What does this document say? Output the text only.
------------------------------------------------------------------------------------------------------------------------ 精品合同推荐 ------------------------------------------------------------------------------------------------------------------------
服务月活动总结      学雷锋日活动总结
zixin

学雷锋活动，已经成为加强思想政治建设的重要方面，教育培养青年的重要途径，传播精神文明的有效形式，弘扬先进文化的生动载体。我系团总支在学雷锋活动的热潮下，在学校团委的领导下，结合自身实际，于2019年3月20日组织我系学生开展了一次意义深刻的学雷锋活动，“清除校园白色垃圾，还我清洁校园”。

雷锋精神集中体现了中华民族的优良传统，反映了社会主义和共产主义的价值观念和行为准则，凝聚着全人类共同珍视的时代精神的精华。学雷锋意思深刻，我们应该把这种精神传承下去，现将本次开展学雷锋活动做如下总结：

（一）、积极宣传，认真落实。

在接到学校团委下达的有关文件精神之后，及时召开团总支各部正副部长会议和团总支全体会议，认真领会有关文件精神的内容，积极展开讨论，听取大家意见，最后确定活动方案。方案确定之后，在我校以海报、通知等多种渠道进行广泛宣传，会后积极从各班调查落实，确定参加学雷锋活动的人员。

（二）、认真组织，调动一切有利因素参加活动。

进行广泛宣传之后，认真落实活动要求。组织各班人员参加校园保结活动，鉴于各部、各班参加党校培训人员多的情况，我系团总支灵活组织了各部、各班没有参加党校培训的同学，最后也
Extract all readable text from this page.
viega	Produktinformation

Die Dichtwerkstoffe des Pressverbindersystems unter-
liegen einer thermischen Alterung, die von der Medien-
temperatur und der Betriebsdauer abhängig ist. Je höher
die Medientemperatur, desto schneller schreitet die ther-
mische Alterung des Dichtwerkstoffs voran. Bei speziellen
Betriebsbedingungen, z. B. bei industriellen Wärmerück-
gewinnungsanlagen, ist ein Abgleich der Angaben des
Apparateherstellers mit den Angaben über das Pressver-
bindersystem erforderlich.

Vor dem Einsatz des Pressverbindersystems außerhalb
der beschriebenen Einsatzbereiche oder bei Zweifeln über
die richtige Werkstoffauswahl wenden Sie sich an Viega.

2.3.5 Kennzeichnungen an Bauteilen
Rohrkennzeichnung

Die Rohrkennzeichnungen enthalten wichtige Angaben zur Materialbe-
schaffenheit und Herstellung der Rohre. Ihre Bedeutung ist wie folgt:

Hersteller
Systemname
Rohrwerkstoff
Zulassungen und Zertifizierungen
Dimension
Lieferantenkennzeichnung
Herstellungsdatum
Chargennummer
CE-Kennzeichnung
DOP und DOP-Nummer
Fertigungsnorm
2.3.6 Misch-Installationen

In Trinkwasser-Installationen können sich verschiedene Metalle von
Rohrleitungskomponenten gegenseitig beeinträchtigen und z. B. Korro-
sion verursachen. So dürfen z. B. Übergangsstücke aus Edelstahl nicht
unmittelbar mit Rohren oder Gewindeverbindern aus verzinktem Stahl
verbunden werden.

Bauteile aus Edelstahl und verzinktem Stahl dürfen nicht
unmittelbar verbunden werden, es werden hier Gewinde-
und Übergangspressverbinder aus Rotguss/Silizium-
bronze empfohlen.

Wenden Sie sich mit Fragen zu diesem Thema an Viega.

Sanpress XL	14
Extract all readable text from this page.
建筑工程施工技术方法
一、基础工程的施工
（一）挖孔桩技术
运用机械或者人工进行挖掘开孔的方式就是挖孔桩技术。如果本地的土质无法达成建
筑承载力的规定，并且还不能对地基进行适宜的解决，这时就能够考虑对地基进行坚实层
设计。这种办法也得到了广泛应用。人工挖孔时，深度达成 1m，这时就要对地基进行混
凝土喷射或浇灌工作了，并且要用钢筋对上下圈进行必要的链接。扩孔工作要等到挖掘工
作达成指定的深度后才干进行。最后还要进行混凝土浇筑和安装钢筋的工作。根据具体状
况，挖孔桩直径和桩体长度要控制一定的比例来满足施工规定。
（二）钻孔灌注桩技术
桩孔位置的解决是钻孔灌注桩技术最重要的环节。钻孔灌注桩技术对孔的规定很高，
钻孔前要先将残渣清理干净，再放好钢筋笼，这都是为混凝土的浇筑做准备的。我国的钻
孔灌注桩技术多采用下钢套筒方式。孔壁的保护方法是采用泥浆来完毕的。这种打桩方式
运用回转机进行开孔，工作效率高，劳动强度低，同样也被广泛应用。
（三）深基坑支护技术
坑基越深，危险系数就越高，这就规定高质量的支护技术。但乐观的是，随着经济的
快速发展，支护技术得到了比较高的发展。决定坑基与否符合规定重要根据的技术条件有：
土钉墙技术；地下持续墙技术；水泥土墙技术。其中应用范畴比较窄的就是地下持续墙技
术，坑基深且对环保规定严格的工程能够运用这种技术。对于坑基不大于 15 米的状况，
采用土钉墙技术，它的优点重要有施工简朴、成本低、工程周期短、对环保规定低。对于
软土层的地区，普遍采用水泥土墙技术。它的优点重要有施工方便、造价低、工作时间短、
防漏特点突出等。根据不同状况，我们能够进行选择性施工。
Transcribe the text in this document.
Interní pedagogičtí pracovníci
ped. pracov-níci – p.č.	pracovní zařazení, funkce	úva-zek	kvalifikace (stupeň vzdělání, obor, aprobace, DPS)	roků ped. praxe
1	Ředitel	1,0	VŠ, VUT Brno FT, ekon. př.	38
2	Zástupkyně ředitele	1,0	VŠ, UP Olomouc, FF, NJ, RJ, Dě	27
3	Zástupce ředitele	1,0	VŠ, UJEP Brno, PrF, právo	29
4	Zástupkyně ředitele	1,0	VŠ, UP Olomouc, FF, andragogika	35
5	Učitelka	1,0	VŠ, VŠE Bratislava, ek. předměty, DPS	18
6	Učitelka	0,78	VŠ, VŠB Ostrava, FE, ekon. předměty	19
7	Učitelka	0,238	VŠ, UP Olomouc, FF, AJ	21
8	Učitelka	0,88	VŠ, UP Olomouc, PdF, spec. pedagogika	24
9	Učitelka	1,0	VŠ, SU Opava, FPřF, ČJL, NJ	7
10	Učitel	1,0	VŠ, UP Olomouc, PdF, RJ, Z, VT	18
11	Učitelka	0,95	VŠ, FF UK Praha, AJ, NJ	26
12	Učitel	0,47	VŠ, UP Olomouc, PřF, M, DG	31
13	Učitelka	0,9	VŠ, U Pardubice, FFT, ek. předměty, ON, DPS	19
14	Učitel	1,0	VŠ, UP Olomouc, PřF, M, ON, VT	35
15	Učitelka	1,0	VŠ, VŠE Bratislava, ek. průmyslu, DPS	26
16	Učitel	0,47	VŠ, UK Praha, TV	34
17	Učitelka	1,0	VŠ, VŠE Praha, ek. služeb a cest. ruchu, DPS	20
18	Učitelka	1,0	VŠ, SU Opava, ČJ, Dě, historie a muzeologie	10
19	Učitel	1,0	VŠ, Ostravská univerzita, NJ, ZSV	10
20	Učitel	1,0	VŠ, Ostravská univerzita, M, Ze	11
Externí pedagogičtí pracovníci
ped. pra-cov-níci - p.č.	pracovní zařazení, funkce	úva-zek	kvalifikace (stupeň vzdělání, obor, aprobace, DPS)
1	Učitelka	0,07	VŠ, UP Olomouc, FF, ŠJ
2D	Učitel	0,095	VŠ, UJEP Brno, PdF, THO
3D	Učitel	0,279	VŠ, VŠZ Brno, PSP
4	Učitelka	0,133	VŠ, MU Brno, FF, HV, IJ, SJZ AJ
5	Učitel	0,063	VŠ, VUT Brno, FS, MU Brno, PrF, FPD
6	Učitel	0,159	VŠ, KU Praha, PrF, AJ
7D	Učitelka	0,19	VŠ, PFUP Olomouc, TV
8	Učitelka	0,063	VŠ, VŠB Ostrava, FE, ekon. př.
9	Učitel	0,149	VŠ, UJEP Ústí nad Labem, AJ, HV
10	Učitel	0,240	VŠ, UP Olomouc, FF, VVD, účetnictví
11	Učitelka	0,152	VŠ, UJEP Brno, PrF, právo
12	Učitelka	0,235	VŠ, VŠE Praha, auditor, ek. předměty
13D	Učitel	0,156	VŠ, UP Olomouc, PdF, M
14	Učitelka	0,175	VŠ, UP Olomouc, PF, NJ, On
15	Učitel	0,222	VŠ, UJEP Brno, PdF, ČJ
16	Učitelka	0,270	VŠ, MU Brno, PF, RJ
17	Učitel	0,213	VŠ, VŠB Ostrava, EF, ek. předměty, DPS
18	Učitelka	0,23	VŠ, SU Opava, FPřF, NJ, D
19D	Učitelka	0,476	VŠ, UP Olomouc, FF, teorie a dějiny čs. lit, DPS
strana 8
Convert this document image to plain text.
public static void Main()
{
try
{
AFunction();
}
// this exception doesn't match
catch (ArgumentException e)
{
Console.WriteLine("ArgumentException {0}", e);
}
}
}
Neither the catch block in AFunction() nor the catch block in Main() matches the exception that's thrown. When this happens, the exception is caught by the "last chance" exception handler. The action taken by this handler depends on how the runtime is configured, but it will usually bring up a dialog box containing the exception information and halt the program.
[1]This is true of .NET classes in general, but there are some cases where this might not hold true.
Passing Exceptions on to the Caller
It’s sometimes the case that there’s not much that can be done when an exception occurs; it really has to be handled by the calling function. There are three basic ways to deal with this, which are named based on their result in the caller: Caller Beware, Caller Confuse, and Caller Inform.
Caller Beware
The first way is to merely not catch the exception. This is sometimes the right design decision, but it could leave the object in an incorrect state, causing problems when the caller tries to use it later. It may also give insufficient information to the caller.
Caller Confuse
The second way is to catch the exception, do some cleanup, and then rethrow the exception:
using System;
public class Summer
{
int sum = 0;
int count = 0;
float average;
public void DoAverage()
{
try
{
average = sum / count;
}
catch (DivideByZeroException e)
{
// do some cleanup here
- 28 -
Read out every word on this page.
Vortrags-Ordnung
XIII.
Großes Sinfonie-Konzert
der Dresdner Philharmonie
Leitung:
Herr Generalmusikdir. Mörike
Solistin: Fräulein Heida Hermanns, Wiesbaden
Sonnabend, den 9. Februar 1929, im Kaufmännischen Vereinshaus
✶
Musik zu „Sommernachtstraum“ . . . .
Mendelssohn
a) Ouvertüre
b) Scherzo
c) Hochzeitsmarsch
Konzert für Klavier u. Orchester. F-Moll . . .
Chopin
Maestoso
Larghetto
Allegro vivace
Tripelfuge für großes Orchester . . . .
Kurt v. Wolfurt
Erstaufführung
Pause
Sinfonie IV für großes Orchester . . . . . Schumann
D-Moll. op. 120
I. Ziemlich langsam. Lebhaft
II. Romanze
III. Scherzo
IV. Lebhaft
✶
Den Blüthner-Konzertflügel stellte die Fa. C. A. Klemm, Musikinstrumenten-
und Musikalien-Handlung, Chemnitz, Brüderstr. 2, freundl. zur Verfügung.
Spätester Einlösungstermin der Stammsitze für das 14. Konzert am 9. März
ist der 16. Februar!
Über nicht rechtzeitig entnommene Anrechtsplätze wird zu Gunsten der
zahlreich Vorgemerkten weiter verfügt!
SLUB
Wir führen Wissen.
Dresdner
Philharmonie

[Task description]:
In the records above, locate every line with the string "pracovníci" and copy it.

[Finished answer]:
Interní pedagogičtí pracovníci
Externí pedagogičtí pracovníci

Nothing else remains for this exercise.